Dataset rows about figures
━━━━━━━━━━━━━━━━━━━━━━━━━━━━━━
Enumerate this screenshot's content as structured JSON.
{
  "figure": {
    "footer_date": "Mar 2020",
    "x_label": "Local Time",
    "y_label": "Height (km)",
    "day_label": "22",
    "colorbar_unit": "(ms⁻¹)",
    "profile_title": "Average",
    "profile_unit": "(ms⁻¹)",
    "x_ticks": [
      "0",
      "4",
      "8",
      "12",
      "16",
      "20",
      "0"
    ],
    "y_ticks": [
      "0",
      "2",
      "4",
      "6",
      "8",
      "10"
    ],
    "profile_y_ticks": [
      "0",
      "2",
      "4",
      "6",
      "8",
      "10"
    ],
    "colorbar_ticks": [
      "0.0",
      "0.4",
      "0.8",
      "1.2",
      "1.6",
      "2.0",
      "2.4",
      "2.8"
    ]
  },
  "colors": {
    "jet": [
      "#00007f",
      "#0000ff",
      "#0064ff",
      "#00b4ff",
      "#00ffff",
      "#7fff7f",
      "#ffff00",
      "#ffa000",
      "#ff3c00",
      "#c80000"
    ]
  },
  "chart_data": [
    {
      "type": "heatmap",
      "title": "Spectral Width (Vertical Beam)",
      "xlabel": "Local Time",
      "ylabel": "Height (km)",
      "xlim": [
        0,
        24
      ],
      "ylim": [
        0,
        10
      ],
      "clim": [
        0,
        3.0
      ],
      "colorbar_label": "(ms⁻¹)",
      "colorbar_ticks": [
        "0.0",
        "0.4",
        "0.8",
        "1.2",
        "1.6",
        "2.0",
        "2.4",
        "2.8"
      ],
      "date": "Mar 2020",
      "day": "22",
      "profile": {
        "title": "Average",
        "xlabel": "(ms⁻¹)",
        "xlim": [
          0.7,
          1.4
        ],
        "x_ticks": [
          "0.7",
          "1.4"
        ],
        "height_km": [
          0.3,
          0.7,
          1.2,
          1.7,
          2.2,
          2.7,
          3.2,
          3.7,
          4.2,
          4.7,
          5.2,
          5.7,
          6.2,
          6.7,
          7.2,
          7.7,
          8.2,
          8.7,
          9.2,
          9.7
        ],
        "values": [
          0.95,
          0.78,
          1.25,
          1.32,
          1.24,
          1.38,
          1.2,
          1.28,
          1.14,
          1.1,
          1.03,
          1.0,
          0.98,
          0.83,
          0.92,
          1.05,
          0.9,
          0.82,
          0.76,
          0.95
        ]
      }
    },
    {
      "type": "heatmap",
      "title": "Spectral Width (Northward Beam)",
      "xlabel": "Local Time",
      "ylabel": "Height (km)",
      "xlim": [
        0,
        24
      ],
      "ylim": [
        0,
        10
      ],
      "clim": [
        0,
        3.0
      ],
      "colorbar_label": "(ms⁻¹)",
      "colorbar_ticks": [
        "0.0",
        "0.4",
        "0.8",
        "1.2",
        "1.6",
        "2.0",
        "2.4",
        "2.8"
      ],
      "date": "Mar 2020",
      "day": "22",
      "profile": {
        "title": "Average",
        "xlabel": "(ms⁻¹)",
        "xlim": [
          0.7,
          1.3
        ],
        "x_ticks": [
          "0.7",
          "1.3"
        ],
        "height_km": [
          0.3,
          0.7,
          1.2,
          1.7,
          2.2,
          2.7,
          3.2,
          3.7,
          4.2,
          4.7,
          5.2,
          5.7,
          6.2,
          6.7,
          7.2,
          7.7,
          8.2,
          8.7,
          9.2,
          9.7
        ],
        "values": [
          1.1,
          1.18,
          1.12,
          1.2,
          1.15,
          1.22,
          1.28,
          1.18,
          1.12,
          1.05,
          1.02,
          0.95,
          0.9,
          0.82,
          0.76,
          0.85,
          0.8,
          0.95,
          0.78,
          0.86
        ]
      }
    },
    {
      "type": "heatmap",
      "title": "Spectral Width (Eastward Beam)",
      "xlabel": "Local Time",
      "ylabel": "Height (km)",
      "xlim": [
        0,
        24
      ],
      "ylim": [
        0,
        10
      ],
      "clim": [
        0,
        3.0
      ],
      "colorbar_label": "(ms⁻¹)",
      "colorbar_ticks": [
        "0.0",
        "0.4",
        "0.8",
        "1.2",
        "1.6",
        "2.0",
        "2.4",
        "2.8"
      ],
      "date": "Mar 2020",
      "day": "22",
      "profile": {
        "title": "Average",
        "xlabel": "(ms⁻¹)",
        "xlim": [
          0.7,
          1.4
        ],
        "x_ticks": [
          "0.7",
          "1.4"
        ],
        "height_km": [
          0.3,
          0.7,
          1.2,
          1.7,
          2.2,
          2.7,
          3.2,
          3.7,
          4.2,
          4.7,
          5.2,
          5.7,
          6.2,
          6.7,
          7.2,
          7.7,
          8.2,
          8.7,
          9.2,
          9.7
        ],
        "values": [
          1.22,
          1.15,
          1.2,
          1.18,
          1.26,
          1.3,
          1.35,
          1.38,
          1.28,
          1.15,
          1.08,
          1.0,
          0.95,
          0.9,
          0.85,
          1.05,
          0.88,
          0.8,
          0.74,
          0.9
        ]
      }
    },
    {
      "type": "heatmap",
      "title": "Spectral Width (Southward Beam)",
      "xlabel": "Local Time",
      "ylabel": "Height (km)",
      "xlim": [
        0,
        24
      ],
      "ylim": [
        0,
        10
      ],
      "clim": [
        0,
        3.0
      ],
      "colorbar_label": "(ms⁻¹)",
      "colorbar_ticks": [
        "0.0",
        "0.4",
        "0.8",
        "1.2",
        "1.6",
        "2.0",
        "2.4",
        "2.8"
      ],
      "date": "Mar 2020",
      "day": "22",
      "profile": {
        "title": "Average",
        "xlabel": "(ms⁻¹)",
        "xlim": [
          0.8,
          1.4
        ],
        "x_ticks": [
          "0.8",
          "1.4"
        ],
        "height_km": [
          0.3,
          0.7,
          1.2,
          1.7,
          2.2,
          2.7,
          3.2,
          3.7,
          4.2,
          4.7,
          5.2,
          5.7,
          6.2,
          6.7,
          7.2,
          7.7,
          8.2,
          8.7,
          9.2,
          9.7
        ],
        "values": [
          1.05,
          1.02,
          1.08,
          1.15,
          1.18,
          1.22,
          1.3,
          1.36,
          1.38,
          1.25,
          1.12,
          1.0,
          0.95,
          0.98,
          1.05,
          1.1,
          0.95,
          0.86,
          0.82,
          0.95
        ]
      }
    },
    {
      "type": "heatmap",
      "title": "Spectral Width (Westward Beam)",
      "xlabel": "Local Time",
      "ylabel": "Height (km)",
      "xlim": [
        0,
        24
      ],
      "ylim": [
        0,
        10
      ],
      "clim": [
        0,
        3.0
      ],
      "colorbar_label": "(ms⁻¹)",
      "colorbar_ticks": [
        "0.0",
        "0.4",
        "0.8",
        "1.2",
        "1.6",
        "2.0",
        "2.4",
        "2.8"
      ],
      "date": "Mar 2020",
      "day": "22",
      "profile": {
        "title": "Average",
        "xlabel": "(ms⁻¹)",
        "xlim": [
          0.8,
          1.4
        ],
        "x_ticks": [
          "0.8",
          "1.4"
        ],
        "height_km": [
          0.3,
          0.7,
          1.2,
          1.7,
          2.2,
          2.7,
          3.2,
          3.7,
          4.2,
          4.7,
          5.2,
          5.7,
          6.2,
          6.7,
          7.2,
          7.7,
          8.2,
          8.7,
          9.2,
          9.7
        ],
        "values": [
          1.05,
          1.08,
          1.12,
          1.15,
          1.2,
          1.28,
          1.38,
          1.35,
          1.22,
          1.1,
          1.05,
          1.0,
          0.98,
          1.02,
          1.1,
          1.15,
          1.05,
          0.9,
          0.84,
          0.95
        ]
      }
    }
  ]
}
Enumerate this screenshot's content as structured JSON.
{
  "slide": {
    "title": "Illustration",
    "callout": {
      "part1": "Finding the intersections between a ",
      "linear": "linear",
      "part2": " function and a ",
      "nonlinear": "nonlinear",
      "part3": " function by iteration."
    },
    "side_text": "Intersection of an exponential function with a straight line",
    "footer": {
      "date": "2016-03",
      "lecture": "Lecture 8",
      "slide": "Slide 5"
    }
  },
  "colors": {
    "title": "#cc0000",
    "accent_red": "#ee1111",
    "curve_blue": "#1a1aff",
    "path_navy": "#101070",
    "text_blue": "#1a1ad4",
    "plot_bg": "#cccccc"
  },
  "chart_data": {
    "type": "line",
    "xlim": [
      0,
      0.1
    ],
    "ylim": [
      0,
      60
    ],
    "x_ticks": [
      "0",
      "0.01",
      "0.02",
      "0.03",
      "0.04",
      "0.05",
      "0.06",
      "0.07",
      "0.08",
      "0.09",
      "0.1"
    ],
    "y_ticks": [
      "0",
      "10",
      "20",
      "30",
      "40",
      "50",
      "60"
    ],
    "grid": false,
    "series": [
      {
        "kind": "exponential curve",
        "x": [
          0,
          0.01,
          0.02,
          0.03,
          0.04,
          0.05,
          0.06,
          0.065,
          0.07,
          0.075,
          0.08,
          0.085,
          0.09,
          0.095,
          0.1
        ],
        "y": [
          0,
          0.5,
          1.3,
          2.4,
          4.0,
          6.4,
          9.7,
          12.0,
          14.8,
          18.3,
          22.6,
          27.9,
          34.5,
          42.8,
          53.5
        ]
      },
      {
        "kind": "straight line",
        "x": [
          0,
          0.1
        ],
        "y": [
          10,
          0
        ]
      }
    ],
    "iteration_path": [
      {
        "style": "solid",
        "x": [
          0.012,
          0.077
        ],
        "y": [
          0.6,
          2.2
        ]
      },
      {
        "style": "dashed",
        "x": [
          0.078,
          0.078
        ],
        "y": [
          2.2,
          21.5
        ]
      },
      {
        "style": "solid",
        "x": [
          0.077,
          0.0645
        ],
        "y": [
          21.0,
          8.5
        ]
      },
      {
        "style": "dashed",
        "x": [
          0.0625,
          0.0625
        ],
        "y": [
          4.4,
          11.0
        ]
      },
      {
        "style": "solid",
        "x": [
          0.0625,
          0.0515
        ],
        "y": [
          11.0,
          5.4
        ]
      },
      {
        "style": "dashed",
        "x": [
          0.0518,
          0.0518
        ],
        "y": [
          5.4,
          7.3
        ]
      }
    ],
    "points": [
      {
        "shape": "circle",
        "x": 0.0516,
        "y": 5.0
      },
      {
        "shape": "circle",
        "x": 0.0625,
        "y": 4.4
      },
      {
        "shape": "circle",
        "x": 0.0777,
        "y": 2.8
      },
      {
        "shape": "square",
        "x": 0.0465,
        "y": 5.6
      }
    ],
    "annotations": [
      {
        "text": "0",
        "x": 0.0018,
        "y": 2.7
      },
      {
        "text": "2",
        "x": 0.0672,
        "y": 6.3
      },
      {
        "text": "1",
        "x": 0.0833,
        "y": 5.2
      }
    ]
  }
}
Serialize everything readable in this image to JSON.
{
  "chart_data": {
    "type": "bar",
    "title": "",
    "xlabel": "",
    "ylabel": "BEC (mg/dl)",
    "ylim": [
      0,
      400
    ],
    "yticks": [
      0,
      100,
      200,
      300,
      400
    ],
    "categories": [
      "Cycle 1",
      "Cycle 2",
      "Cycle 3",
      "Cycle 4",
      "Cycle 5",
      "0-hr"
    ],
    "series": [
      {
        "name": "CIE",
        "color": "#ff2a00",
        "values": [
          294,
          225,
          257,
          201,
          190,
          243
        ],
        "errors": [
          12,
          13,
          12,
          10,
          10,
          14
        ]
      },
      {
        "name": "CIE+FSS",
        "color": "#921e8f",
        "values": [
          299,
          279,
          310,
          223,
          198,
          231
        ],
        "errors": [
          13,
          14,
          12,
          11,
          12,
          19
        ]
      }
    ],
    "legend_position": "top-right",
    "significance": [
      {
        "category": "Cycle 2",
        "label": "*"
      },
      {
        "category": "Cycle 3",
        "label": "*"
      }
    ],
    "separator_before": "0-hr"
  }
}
━━━━━━━━━━━━━━━━━━━━━━━━━━━━━━
# [Prompt]
List all lines in the material containing the string "straight".

# [Result]
    "side_text": "Intersection of an exponential function with a straight line",
        "kind": "straight line",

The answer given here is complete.